Exercise description:
Every line of the following records that includes "this" should be copied.

[Page and application data records]
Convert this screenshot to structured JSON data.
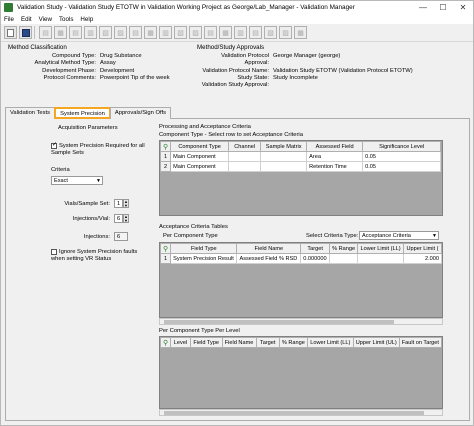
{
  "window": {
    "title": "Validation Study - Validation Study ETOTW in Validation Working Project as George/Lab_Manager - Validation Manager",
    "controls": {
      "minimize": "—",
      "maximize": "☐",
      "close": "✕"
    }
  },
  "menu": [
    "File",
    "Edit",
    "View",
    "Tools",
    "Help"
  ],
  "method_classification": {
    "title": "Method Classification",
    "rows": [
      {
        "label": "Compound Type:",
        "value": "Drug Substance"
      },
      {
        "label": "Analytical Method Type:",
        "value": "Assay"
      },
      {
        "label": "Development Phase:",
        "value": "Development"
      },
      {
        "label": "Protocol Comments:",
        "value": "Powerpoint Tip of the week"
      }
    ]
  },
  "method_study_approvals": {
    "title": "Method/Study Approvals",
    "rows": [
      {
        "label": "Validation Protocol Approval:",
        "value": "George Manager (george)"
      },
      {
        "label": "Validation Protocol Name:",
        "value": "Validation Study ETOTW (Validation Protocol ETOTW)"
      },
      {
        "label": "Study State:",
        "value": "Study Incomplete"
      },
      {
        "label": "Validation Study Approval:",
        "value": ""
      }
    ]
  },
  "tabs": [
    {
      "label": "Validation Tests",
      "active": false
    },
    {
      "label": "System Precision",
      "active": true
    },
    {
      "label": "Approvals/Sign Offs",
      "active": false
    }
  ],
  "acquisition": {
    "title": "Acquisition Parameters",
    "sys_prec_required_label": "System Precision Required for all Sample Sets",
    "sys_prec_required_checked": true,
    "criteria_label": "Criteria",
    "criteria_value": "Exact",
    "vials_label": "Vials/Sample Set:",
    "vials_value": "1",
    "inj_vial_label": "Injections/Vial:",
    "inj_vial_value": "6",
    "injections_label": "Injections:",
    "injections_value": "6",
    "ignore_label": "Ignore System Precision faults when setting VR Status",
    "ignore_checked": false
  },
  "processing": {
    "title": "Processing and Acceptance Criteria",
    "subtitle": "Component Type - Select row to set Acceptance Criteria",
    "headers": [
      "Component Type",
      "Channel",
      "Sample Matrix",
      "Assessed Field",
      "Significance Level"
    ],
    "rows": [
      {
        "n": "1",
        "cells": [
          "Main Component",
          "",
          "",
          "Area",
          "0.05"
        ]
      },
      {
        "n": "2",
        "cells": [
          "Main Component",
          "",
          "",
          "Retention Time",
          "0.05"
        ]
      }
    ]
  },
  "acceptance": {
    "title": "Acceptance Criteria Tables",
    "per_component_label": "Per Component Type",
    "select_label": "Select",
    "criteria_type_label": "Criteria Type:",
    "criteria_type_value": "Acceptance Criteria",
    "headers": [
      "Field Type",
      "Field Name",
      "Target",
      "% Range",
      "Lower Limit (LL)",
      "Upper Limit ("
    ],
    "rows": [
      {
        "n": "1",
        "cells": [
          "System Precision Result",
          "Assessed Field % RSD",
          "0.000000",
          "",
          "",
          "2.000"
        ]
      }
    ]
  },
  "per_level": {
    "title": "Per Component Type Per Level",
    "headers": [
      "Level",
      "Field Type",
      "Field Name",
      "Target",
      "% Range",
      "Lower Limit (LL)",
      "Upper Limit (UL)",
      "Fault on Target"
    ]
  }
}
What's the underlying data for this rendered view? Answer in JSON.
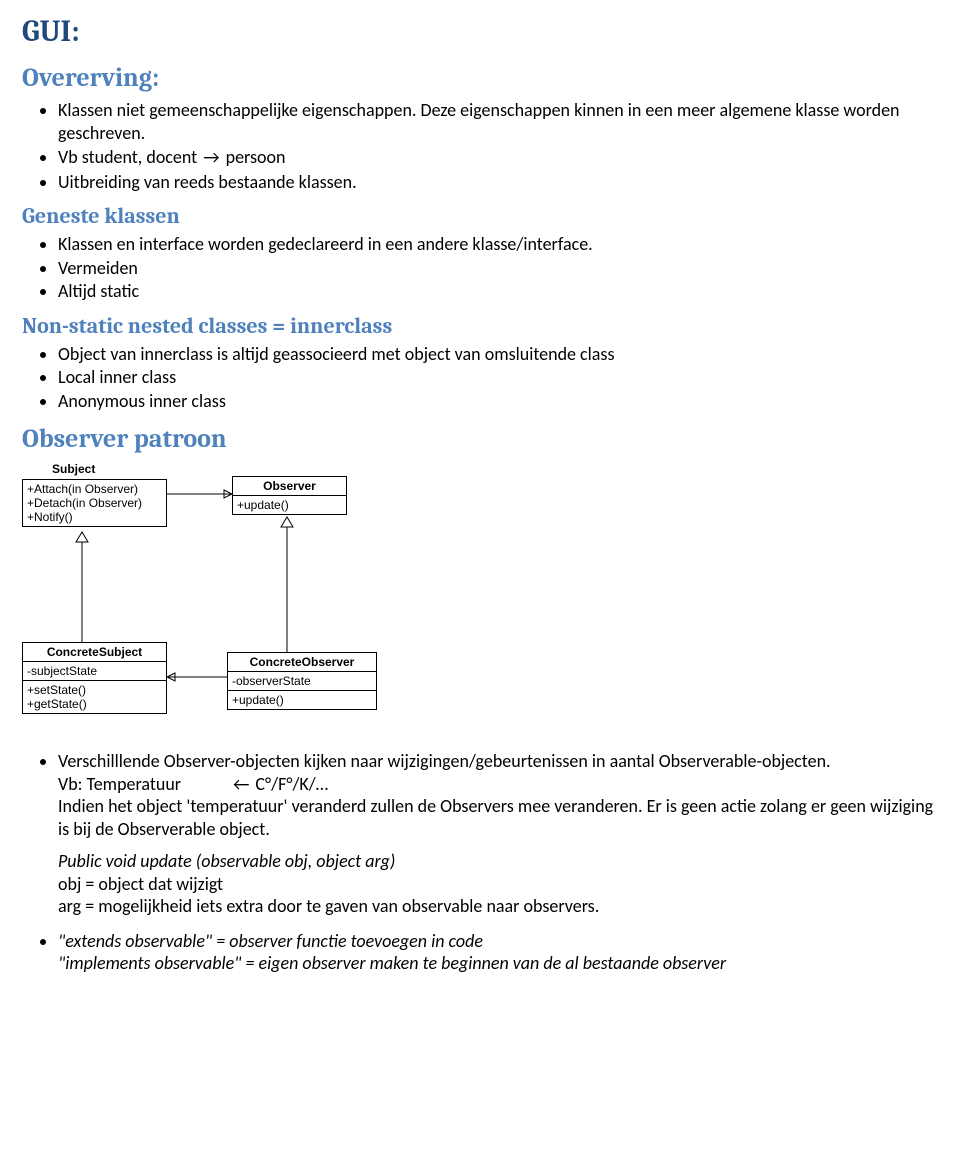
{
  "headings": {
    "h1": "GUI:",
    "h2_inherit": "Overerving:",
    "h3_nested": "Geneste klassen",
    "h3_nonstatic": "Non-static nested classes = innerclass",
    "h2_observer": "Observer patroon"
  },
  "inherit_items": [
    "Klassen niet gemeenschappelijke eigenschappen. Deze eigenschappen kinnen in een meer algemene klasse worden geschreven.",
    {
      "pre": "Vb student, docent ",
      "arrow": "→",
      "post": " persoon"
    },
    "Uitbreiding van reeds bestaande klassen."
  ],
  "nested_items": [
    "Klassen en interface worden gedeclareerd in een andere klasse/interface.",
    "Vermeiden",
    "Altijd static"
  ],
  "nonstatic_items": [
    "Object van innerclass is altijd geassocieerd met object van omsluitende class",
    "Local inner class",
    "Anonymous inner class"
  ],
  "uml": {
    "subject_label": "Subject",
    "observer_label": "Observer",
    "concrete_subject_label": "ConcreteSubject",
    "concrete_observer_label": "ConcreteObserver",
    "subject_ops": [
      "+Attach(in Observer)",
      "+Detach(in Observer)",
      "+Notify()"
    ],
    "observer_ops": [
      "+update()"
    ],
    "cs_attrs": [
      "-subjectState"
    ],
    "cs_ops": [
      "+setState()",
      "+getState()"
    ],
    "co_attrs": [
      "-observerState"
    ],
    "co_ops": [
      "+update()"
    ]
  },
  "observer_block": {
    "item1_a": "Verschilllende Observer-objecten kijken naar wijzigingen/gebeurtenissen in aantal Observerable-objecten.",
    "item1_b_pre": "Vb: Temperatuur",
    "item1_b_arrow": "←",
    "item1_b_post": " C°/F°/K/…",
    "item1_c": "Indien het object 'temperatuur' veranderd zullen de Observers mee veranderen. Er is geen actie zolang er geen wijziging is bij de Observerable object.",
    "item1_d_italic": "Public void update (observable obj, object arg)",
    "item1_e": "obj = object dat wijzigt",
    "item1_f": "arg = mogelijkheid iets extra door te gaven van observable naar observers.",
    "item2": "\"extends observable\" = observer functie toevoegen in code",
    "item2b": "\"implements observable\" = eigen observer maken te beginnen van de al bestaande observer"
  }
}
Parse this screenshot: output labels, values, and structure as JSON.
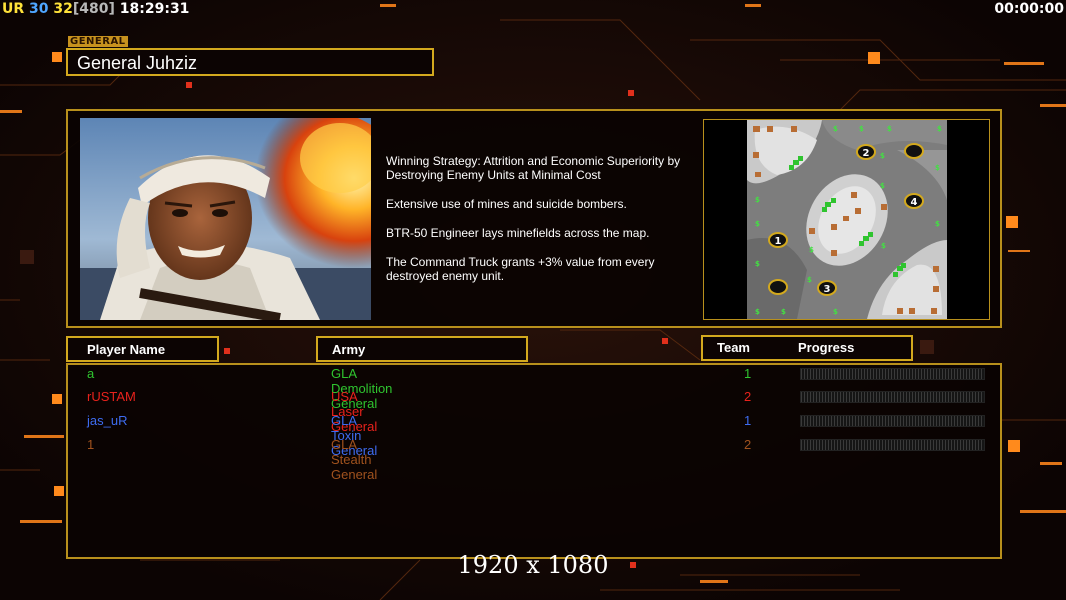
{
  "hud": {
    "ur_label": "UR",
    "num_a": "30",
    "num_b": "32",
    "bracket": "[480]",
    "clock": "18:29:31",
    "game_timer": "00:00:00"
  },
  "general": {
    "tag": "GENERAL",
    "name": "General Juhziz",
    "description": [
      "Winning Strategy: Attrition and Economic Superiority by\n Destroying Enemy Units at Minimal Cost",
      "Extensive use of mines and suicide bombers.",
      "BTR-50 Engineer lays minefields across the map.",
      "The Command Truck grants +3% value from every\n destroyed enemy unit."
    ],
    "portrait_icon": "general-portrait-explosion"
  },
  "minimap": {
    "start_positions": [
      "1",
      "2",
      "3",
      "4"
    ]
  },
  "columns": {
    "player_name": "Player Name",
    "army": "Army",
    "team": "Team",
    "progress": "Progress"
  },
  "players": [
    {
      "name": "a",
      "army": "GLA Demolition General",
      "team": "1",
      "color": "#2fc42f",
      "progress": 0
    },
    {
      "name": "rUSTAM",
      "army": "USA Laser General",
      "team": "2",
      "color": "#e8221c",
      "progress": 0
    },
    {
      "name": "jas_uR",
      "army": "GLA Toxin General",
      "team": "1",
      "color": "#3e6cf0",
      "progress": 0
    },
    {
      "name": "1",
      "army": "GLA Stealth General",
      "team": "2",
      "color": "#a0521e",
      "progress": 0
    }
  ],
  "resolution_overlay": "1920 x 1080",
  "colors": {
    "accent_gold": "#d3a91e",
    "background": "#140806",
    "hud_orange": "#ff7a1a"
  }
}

Reply to the task:
Convert this screenshot to structured JSON data.
What's the underlying data for this rendered view? Answer in JSON.
Parse this screenshot: output labels, values, and structure as JSON.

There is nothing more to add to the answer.